### Task prompt
Copy out every record below with complete accuracy.

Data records
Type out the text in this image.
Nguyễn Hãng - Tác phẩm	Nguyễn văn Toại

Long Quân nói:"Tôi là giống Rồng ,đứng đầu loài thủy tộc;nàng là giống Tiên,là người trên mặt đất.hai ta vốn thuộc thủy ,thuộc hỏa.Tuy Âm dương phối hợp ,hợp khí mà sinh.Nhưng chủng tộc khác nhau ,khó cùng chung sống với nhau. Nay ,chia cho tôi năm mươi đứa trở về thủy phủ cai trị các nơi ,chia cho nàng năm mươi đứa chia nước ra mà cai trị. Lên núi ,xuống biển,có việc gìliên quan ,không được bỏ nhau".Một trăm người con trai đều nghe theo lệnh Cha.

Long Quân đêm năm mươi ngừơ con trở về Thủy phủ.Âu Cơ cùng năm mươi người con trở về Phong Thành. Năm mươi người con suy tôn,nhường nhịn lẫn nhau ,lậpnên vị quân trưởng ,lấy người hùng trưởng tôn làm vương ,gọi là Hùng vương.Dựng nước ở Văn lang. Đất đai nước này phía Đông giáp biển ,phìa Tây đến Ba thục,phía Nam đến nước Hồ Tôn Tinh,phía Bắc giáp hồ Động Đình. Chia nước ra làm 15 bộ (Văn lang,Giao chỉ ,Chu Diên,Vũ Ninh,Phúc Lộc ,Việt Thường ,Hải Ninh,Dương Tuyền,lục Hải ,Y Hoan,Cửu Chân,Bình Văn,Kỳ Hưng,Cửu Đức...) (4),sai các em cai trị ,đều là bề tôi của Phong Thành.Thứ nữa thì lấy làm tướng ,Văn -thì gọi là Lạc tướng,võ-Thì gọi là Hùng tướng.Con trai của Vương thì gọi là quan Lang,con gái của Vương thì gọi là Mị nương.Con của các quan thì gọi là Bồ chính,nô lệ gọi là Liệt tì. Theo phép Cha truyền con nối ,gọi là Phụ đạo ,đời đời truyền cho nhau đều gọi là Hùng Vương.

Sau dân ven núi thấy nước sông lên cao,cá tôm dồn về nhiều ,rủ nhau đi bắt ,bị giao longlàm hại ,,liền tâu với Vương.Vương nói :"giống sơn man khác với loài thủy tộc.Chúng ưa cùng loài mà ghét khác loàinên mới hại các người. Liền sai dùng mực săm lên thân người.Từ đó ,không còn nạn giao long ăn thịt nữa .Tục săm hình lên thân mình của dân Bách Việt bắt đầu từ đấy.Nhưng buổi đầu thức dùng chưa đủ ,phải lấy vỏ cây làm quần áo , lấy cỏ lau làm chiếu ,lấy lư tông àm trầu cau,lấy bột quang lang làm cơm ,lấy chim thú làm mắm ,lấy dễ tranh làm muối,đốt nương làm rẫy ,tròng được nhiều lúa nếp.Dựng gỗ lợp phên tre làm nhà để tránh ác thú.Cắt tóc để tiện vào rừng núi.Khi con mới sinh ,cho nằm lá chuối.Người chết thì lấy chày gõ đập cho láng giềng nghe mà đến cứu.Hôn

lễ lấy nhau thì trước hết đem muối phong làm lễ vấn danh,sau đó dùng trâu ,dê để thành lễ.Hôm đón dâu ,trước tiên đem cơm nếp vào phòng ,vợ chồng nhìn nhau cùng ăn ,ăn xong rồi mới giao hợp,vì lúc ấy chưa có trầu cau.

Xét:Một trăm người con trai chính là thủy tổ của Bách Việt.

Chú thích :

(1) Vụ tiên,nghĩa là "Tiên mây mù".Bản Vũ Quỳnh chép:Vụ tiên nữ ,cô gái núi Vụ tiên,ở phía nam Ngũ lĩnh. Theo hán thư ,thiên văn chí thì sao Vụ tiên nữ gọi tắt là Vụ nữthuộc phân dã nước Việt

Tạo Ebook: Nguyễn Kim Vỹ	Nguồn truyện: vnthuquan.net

### Finished answer
Type out the text in this image.
Nguyễn Hãng - Tác phẩm	Nguyễn văn Toại

Long Quân nói:"Tôi là giống Rồng ,đứng đầu loài thủy tộc;nàng là giống Tiên,là người trên mặt đất.hai ta vốn thuộc thủy ,thuộc hỏa.Tuy Âm dương phối hợp ,hợp khí mà sinh.Nhưng chủng tộc khác nhau ,khó cùng chung sống với nhau. Nay ,chia cho tôi năm mươi đứa trở về thủy phủ cai trị các nơi ,chia cho nàng năm mươi đứa chia nước ra mà cai trị. Lên núi ,xuống biển,có việc gìliên quan ,không được bỏ nhau".Một trăm người con trai đều nghe theo lệnh Cha.

Long Quân đêm năm mươi ngừơ con trở về Thủy phủ.Âu Cơ cùng năm mươi người con trở về Phong Thành. Năm mươi người con suy tôn,nhường nhịn lẫn nhau ,lậpnên vị quân trưởng ,lấy người hùng trưởng tôn làm vương ,gọi là Hùng vương.Dựng nước ở Văn lang. Đất đai nước này phía Đông giáp biển ,phìa Tây đến Ba thục,phía Nam đến nước Hồ Tôn Tinh,phía Bắc giáp hồ Động Đình. Chia nước ra làm 15 bộ (Văn lang,Giao chỉ ,Chu Diên,Vũ Ninh,Phúc Lộc ,Việt Thường ,Hải Ninh,Dương Tuyền,lục Hải ,Y Hoan,Cửu Chân,Bình Văn,Kỳ Hưng,Cửu Đức...) (4),sai các em cai trị ,đều là bề tôi của Phong Thành.Thứ nữa thì lấy làm tướng ,Văn -thì gọi là Lạc tướng,võ-Thì gọi là Hùng tướng.Con trai của Vương thì gọi là quan Lang,con gái của Vương thì gọi là Mị nương.Con của các quan thì gọi là Bồ chính,nô lệ gọi là Liệt tì. Theo phép Cha truyền con nối ,gọi là Phụ đạo ,đời đời truyền cho nhau đều gọi là Hùng Vương.

Sau dân ven núi thấy nước sông lên cao,cá tôm dồn về nhiều ,rủ nhau đi bắt ,bị giao longlàm hại ,,liền tâu với Vương.Vương nói :"giống sơn man khác với loài thủy tộc.Chúng ưa cùng loài mà ghét khác loàinên mới hại các người. Liền sai dùng mực săm lên thân người.Từ đó ,không còn nạn giao long ăn thịt nữa .Tục săm hình lên thân mình của dân Bách Việt bắt đầu từ đấy.Nhưng buổi đầu thức dùng chưa đủ ,phải lấy vỏ cây làm quần áo , lấy cỏ lau làm chiếu ,lấy lư tông àm trầu cau,lấy bột quang lang làm cơm ,lấy chim thú làm mắm ,lấy dễ tranh làm muối,đốt nương làm rẫy ,tròng được nhiều lúa nếp.Dựng gỗ lợp phên tre làm nhà để tránh ác thú.Cắt tóc để tiện vào rừng núi.Khi con mới sinh ,cho nằm lá chuối.Người chết thì lấy chày gõ đập cho láng giềng nghe mà đến cứu.Hôn

lễ lấy nhau thì trước hết đem muối phong làm lễ vấn danh,sau đó dùng trâu ,dê để thành lễ.Hôm đón dâu ,trước tiên đem cơm nếp vào phòng ,vợ chồng nhìn nhau cùng ăn ,ăn xong rồi mới giao hợp,vì lúc ấy chưa có trầu cau.

Xét:Một trăm người con trai chính là thủy tổ của Bách Việt.

Chú thích :

(1) Vụ tiên,nghĩa là "Tiên mây mù".Bản Vũ Quỳnh chép:Vụ tiên nữ ,cô gái núi Vụ tiên,ở phía nam Ngũ lĩnh. Theo hán thư ,thiên văn chí thì sao Vụ tiên nữ gọi tắt là Vụ nữthuộc phân dã nước Việt

Tạo Ebook: Nguyễn Kim Vỹ	Nguồn truyện: vnthuquan.net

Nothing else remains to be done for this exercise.